/---

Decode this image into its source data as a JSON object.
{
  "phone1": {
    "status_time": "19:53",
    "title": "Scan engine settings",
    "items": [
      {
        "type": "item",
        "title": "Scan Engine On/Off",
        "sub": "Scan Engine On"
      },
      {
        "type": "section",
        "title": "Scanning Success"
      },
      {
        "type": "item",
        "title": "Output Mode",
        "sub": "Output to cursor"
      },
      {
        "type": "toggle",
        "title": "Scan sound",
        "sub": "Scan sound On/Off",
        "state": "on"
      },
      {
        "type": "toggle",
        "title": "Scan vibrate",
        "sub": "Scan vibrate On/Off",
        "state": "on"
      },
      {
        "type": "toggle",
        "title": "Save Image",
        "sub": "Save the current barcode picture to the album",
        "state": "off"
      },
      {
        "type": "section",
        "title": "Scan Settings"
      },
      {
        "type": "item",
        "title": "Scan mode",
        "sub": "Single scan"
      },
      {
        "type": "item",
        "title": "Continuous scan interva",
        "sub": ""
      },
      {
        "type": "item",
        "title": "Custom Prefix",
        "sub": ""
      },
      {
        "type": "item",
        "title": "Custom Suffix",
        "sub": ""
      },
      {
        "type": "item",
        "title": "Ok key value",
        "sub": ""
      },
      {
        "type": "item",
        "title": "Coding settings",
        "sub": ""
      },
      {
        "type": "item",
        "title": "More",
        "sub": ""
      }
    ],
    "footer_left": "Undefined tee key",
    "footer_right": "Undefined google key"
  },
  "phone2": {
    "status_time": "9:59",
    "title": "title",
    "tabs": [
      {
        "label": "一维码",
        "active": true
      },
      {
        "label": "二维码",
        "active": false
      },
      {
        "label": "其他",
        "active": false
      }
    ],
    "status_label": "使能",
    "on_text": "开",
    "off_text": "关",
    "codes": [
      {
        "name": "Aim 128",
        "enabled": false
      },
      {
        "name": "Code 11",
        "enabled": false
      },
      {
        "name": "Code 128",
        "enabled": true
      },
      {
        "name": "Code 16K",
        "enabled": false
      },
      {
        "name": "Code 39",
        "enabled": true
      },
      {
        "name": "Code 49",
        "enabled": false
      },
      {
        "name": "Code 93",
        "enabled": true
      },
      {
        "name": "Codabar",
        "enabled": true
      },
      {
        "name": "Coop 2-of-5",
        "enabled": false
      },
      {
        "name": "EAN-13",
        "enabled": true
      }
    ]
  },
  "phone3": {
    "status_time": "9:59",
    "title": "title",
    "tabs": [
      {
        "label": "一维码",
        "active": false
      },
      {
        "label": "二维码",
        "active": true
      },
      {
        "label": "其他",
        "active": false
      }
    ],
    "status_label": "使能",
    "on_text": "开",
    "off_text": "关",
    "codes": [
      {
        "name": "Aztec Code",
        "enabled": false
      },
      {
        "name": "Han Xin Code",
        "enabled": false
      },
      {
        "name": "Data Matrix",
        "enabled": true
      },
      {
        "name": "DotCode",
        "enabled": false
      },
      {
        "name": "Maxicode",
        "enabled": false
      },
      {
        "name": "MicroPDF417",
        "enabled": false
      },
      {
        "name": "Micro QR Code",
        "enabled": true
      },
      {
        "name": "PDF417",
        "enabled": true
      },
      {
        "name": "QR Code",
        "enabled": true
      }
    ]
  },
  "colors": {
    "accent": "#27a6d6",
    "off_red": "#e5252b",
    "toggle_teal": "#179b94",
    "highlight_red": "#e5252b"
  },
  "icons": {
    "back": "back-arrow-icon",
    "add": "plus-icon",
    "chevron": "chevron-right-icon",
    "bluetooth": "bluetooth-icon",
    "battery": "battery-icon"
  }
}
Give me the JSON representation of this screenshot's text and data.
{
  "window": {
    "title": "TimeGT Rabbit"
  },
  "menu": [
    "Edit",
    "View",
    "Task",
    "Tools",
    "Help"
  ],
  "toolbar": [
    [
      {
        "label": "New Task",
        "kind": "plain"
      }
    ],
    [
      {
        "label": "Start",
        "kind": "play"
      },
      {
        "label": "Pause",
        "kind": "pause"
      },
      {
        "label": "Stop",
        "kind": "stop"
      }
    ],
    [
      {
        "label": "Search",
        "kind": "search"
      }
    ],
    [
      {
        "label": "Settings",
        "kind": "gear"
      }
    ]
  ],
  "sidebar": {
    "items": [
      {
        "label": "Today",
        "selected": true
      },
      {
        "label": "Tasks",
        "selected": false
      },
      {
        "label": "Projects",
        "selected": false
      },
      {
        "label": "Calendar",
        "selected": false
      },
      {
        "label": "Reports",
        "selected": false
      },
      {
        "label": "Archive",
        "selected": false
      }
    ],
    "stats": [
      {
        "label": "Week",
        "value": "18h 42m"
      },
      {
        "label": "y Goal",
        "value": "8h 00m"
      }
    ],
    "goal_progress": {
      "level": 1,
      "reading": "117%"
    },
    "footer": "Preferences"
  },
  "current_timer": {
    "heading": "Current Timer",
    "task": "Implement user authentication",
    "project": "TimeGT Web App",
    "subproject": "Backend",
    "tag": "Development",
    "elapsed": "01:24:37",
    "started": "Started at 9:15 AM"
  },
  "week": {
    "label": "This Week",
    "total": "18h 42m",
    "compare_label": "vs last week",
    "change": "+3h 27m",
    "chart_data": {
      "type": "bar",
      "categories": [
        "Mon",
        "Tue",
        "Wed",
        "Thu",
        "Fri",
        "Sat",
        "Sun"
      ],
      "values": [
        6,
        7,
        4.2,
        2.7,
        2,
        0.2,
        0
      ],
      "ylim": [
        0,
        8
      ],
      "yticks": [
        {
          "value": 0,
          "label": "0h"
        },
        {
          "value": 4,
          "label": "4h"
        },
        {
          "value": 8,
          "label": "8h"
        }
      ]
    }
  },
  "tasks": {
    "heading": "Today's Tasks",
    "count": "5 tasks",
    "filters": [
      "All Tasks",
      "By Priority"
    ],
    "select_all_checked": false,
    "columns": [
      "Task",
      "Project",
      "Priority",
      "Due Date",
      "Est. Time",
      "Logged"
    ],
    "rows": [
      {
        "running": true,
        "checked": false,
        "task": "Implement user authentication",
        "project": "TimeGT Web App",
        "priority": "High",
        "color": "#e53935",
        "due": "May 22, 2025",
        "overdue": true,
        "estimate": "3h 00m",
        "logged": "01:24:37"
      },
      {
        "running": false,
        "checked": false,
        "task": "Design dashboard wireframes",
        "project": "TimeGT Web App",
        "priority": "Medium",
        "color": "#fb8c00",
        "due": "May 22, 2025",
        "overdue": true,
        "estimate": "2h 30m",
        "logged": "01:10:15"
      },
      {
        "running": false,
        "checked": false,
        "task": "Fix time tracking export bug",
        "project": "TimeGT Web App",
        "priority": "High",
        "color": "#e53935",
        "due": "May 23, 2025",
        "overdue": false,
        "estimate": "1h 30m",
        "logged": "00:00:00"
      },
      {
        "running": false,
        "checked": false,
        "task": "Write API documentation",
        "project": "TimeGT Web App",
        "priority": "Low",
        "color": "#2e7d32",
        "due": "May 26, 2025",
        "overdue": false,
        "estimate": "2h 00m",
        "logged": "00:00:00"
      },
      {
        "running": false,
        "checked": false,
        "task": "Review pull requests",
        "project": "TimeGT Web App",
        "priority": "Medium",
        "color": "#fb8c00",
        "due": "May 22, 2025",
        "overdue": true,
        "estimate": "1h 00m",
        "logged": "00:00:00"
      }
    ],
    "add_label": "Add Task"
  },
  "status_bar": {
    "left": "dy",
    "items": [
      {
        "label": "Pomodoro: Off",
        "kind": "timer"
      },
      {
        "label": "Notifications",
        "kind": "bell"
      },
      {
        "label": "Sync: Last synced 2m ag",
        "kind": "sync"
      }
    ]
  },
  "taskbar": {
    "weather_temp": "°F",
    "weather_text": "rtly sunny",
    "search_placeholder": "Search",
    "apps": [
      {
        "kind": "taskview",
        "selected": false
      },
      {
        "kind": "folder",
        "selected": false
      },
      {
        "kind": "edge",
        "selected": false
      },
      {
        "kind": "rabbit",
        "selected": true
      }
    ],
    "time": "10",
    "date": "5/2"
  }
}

\---

Look for "vibrate" and pull out every line that has it.

        "title": "Scan vibrate",
        "sub": "Scan vibrate On/Off",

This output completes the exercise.